### [Task goal]
Repeat every line of the listing below exactly, minus the pictures.
### Listing ###
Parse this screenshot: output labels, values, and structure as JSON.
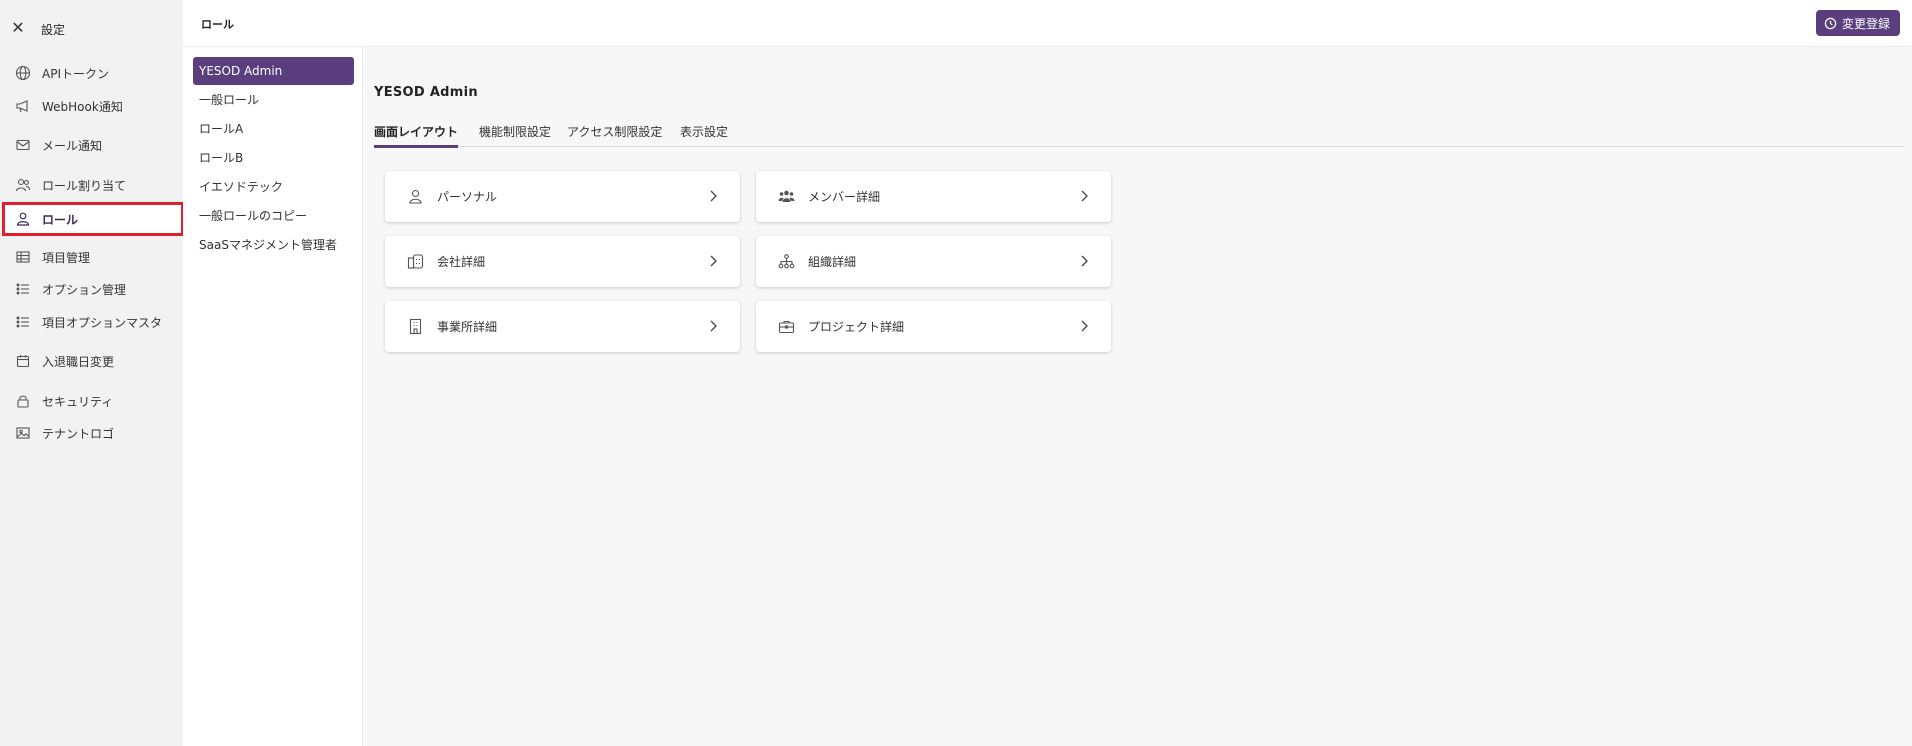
{
  "app": {
    "settings_title": "設定",
    "page_title": "ロール",
    "register_button": "変更登録"
  },
  "nav": {
    "items": [
      {
        "label": "APIトークン",
        "icon": "globe-icon"
      },
      {
        "label": "WebHook通知",
        "icon": "megaphone-icon"
      },
      {
        "label": "メール通知",
        "icon": "mail-icon"
      },
      {
        "label": "ロール割り当て",
        "icon": "users-icon"
      },
      {
        "label": "ロール",
        "icon": "user-icon",
        "active": true
      },
      {
        "label": "項目管理",
        "icon": "table-icon"
      },
      {
        "label": "オプション管理",
        "icon": "list-icon"
      },
      {
        "label": "項目オプションマスタ",
        "icon": "list-icon"
      },
      {
        "label": "入退職日変更",
        "icon": "calendar-icon"
      },
      {
        "label": "セキュリティ",
        "icon": "lock-icon"
      },
      {
        "label": "テナントロゴ",
        "icon": "image-icon"
      }
    ]
  },
  "roles": {
    "items": [
      {
        "label": "YESOD Admin",
        "active": true
      },
      {
        "label": "一般ロール"
      },
      {
        "label": "ロールA"
      },
      {
        "label": "ロールB"
      },
      {
        "label": "イエソドテック"
      },
      {
        "label": "一般ロールのコピー"
      },
      {
        "label": "SaaSマネジメント管理者"
      }
    ]
  },
  "main": {
    "title": "YESOD Admin",
    "tabs": [
      {
        "label": "画面レイアウト",
        "active": true
      },
      {
        "label": "機能制限設定"
      },
      {
        "label": "アクセス制限設定"
      },
      {
        "label": "表示設定"
      }
    ],
    "cards": [
      {
        "label": "パーソナル",
        "icon": "person-icon"
      },
      {
        "label": "メンバー詳細",
        "icon": "members-icon"
      },
      {
        "label": "会社詳細",
        "icon": "company-icon"
      },
      {
        "label": "組織詳細",
        "icon": "org-chart-icon"
      },
      {
        "label": "事業所詳細",
        "icon": "office-building-icon"
      },
      {
        "label": "プロジェクト詳細",
        "icon": "briefcase-icon"
      }
    ]
  },
  "colors": {
    "accent": "#5b3e7e",
    "highlight": "#e0202c"
  }
}
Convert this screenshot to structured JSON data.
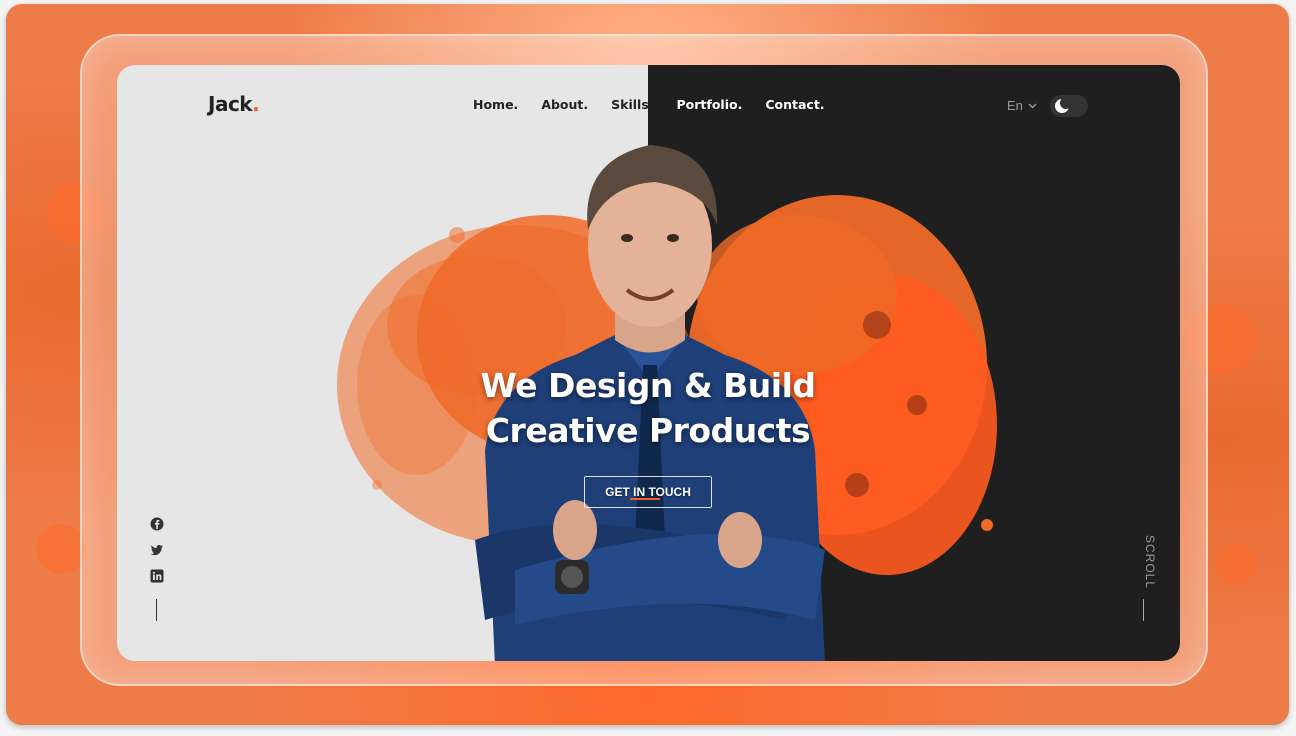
{
  "header": {
    "logo_text": "Jack",
    "logo_dot": ".",
    "nav": [
      {
        "label": "Home."
      },
      {
        "label": "About."
      },
      {
        "label": "Skills."
      },
      {
        "label": "Portfolio."
      },
      {
        "label": "Contact."
      }
    ],
    "language": "En",
    "theme_toggle_icon": "moon-icon"
  },
  "hero": {
    "headline_line1": "We Design & Build",
    "headline_line2": "Creative Products",
    "cta_label": "GET IN TOUCH"
  },
  "social": {
    "icons": [
      "facebook-icon",
      "twitter-icon",
      "linkedin-icon"
    ]
  },
  "scroll_label": "SCROLL",
  "colors": {
    "accent": "#ff5a1f",
    "dark_bg": "#1f1f1f",
    "light_bg": "#e6e6e6",
    "shirt": "#1e3f78"
  }
}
###
### [Task solution]
Parse this screenshot: output labels, values, and structure as JSON.
{
  "app": {
    "settings_title": "設定",
    "page_title": "ロール",
    "register_button": "変更登録"
  },
  "nav": {
    "items": [
      {
        "label": "APIトークン",
        "icon": "globe-icon"
      },
      {
        "label": "WebHook通知",
        "icon": "megaphone-icon"
      },
      {
        "label": "メール通知",
        "icon": "mail-icon"
      },
      {
        "label": "ロール割り当て",
        "icon": "users-icon"
      },
      {
        "label": "ロール",
        "icon": "user-icon",
        "active": true
      },
      {
        "label": "項目管理",
        "icon": "table-icon"
      },
      {
        "label": "オプション管理",
        "icon": "list-icon"
      },
      {
        "label": "項目オプションマスタ",
        "icon": "list-icon"
      },
      {
        "label": "入退職日変更",
        "icon": "calendar-icon"
      },
      {
        "label": "セキュリティ",
        "icon": "lock-icon"
      },
      {
        "label": "テナントロゴ",
        "icon": "image-icon"
      }
    ]
  },
  "roles": {
    "items": [
      {
        "label": "YESOD Admin",
        "active": true
      },
      {
        "label": "一般ロール"
      },
      {
        "label": "ロールA"
      },
      {
        "label": "ロールB"
      },
      {
        "label": "イエソドテック"
      },
      {
        "label": "一般ロールのコピー"
      },
      {
        "label": "SaaSマネジメント管理者"
      }
    ]
  },
  "main": {
    "title": "YESOD Admin",
    "tabs": [
      {
        "label": "画面レイアウト",
        "active": true
      },
      {
        "label": "機能制限設定"
      },
      {
        "label": "アクセス制限設定"
      },
      {
        "label": "表示設定"
      }
    ],
    "cards": [
      {
        "label": "パーソナル",
        "icon": "person-icon"
      },
      {
        "label": "メンバー詳細",
        "icon": "members-icon"
      },
      {
        "label": "会社詳細",
        "icon": "company-icon"
      },
      {
        "label": "組織詳細",
        "icon": "org-chart-icon"
      },
      {
        "label": "事業所詳細",
        "icon": "office-building-icon"
      },
      {
        "label": "プロジェクト詳細",
        "icon": "briefcase-icon"
      }
    ]
  },
  "colors": {
    "accent": "#5b3e7e",
    "highlight": "#e0202c"
  }
}
Convert this screenshot to structured JSON data.
{
  "header": {
    "logo_text": "Jack",
    "logo_dot": ".",
    "nav": [
      {
        "label": "Home."
      },
      {
        "label": "About."
      },
      {
        "label": "Skills."
      },
      {
        "label": "Portfolio."
      },
      {
        "label": "Contact."
      }
    ],
    "language": "En",
    "theme_toggle_icon": "moon-icon"
  },
  "hero": {
    "headline_line1": "We Design & Build",
    "headline_line2": "Creative Products",
    "cta_label": "GET IN TOUCH"
  },
  "social": {
    "icons": [
      "facebook-icon",
      "twitter-icon",
      "linkedin-icon"
    ]
  },
  "scroll_label": "SCROLL",
  "colors": {
    "accent": "#ff5a1f",
    "dark_bg": "#1f1f1f",
    "light_bg": "#e6e6e6",
    "shirt": "#1e3f78"
  }
}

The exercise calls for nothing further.